** Begin **

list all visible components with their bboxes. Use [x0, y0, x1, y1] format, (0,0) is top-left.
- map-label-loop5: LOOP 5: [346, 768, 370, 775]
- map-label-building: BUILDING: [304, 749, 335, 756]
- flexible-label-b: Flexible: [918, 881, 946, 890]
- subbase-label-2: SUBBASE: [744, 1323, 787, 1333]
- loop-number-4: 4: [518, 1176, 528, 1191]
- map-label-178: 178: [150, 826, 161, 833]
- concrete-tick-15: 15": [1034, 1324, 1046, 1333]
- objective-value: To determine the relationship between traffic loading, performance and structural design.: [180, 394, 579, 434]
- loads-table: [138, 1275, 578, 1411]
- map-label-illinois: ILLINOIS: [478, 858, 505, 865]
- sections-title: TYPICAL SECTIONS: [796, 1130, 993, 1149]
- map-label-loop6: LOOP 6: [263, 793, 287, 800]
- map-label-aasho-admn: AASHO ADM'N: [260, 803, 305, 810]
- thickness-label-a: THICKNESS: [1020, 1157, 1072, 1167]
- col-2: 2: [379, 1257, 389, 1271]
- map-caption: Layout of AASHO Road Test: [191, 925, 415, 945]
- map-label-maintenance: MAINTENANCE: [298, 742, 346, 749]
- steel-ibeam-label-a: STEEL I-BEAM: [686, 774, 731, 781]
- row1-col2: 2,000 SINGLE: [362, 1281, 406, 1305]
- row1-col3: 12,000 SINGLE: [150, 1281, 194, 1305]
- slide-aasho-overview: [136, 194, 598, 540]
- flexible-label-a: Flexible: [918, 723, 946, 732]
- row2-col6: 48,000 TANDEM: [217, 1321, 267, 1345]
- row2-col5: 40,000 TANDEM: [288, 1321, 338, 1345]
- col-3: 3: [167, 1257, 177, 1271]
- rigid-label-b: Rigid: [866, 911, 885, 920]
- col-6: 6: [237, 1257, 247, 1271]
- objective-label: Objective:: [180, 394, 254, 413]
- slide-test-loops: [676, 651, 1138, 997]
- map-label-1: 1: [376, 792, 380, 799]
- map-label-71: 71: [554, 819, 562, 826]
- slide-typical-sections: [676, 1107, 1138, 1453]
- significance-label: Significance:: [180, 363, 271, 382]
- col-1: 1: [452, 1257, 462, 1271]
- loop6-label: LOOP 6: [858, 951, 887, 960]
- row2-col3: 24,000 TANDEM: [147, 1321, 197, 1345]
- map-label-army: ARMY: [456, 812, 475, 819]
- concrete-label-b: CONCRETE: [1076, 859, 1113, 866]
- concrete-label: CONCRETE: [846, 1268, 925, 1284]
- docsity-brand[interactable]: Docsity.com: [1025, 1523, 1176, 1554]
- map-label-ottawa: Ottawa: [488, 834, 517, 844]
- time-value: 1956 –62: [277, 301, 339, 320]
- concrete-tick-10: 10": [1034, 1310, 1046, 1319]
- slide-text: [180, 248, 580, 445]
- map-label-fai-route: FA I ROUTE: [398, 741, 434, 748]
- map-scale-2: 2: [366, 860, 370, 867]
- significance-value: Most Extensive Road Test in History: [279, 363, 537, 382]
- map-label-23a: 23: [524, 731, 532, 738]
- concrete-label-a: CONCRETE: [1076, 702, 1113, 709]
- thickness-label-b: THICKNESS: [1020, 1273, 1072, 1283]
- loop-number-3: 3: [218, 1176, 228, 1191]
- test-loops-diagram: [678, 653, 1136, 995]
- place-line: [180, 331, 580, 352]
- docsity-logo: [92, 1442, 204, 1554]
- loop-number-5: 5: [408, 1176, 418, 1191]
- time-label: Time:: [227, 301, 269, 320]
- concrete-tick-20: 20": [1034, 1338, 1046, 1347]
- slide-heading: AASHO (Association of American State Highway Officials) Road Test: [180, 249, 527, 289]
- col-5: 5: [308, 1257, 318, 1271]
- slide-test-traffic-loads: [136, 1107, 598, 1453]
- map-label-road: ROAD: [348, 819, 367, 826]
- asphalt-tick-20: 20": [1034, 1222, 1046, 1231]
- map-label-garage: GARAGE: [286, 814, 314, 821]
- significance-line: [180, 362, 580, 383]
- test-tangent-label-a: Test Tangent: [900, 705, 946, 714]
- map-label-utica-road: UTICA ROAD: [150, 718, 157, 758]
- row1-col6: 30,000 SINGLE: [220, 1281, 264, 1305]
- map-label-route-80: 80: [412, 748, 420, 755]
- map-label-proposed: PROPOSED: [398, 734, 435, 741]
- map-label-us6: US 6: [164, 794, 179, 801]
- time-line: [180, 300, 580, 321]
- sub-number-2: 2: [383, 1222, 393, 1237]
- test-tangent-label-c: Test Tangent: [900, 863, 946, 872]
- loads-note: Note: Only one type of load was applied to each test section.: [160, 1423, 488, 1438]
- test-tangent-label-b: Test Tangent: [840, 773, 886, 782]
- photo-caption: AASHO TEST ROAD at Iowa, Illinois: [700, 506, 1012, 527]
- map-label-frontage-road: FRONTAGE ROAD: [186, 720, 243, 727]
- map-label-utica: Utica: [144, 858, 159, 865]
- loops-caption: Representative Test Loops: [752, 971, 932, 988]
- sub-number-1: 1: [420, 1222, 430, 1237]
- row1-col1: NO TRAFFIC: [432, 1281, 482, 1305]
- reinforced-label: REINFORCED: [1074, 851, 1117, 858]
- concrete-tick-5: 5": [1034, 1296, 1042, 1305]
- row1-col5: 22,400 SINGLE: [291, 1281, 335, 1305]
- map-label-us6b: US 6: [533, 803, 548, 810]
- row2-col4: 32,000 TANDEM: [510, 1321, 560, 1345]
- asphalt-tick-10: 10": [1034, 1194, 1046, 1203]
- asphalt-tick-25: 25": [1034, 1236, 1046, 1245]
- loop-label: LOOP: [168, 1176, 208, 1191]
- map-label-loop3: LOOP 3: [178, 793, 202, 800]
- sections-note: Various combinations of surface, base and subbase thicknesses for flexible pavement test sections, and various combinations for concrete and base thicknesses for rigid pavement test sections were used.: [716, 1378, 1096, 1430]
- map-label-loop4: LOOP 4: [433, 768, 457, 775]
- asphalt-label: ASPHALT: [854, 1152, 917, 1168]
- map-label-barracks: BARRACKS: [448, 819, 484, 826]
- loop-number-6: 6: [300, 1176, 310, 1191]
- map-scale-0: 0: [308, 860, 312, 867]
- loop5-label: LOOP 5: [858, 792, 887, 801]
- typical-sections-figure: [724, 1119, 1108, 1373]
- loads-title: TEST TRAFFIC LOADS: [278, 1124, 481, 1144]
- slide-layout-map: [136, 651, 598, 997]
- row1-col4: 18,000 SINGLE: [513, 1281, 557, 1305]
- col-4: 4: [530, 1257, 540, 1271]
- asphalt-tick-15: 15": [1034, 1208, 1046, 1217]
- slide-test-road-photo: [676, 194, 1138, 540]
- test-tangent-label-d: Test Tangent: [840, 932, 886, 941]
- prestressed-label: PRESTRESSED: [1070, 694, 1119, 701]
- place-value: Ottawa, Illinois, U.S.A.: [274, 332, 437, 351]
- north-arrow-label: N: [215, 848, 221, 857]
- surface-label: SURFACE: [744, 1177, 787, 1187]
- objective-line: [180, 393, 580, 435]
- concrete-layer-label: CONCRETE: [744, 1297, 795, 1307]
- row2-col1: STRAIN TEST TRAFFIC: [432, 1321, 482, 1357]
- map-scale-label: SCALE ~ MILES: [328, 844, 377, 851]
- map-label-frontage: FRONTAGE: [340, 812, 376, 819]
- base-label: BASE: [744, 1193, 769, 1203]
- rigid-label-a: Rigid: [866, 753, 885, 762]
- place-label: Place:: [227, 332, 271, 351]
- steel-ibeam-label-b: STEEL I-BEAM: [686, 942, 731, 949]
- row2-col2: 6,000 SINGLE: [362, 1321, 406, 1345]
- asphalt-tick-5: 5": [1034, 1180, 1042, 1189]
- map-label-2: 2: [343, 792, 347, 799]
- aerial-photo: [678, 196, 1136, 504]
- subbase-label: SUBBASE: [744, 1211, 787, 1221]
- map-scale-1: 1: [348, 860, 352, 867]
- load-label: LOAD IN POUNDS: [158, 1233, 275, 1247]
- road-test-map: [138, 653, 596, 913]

** End **

The request: Copy the data word for word, from its first line through the line containing "- map-label-71: 71: [554, 819, 562, 826]", with both of those lines included.

In response:
list all visible components with their bboxes. Use [x0, y0, x1, y1] format, (0,0) is top-left.
- map-label-loop5: LOOP 5: [346, 768, 370, 775]
- map-label-building: BUILDING: [304, 749, 335, 756]
- flexible-label-b: Flexible: [918, 881, 946, 890]
- subbase-label-2: SUBBASE: [744, 1323, 787, 1333]
- loop-number-4: 4: [518, 1176, 528, 1191]
- map-label-178: 178: [150, 826, 161, 833]
- concrete-tick-15: 15": [1034, 1324, 1046, 1333]
- objective-value: To determine the relationship between traffic loading, performance and structural design.: [180, 394, 579, 434]
- loads-table: [138, 1275, 578, 1411]
- map-label-illinois: ILLINOIS: [478, 858, 505, 865]
- sections-title: TYPICAL SECTIONS: [796, 1130, 993, 1149]
- map-label-loop6: LOOP 6: [263, 793, 287, 800]
- map-label-aasho-admn: AASHO ADM'N: [260, 803, 305, 810]
- thickness-label-a: THICKNESS: [1020, 1157, 1072, 1167]
- col-2: 2: [379, 1257, 389, 1271]
- map-caption: Layout of AASHO Road Test: [191, 925, 415, 945]
- map-label-maintenance: MAINTENANCE: [298, 742, 346, 749]
- steel-ibeam-label-a: STEEL I-BEAM: [686, 774, 731, 781]
- row1-col2: 2,000 SINGLE: [362, 1281, 406, 1305]
- row1-col3: 12,000 SINGLE: [150, 1281, 194, 1305]
- slide-aasho-overview: [136, 194, 598, 540]
- flexible-label-a: Flexible: [918, 723, 946, 732]
- row2-col6: 48,000 TANDEM: [217, 1321, 267, 1345]
- row2-col5: 40,000 TANDEM: [288, 1321, 338, 1345]
- col-3: 3: [167, 1257, 177, 1271]
- rigid-label-b: Rigid: [866, 911, 885, 920]
- col-6: 6: [237, 1257, 247, 1271]
- objective-label: Objective:: [180, 394, 254, 413]
- slide-test-loops: [676, 651, 1138, 997]
- map-label-1: 1: [376, 792, 380, 799]
- map-label-71: 71: [554, 819, 562, 826]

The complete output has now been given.